BEGIN Material shown

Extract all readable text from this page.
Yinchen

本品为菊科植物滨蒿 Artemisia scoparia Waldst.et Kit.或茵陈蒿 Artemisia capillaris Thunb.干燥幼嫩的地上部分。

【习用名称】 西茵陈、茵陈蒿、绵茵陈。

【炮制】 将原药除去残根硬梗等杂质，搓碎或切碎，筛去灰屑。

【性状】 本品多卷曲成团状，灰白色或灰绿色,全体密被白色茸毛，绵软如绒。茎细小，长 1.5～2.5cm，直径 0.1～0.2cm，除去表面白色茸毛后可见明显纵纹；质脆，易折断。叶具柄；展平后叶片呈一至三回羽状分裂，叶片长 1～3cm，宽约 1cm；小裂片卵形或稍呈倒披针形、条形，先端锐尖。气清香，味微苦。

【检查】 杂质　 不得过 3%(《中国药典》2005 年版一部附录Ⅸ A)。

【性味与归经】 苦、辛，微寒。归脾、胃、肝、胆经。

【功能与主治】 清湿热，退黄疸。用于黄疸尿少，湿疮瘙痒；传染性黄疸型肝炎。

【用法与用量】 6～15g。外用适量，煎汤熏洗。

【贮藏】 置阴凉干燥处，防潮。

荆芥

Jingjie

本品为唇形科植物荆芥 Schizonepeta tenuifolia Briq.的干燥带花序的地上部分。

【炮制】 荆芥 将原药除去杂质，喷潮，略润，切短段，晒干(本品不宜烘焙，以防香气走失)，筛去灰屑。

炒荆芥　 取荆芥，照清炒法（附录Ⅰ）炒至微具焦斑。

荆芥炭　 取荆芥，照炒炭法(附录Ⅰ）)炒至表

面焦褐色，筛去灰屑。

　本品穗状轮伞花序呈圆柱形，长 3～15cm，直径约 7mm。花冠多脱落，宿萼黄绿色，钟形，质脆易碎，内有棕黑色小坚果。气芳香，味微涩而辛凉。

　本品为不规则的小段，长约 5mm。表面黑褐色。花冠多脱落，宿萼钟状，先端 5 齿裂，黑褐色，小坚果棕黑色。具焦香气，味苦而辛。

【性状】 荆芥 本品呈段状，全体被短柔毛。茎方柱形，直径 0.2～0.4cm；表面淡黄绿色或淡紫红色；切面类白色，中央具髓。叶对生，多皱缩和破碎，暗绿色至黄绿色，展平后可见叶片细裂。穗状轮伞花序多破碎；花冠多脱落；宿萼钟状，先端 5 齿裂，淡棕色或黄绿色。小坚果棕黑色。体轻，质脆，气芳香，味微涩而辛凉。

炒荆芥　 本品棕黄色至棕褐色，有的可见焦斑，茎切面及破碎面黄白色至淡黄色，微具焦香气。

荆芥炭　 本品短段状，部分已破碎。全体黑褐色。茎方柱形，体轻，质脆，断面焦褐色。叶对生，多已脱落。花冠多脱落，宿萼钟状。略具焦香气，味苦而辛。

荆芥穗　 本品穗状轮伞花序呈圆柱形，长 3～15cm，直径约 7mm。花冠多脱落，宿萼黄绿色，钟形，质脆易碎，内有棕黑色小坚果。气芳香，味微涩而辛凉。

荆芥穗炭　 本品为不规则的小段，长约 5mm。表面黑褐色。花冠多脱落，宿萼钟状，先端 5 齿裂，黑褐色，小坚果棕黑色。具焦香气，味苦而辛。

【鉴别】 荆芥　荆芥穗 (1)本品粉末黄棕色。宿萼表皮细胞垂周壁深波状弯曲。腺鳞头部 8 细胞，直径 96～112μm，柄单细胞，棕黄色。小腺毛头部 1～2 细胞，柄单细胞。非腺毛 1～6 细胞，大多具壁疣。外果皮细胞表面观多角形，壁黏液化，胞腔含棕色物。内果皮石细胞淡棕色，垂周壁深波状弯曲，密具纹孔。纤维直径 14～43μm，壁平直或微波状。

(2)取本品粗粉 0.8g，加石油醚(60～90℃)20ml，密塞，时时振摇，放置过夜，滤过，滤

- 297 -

END Material shown

▶ _Set task_
Identify and copy all lines with the word "茎方柱形".

▶ _Task output_
【性状】 荆芥 本品呈段状，全体被短柔毛。茎方柱形，直径 0.2～0.4cm；表面淡黄绿色或淡紫红色；切面类白色，中央具髓。叶对生，多皱缩和破碎，暗绿色至黄绿色，展平后可见叶片细裂。穗状轮伞花序多破碎；花冠多脱落；宿萼钟状，先端 5 齿裂，淡棕色或黄绿色。小坚果棕黑色。体轻，质脆，气芳香，味微涩而辛凉。
荆芥炭　 本品短段状，部分已破碎。全体黑褐色。茎方柱形，体轻，质脆，断面焦褐色。叶对生，多已脱落。花冠多脱落，宿萼钟状。略具焦香气，味苦而辛。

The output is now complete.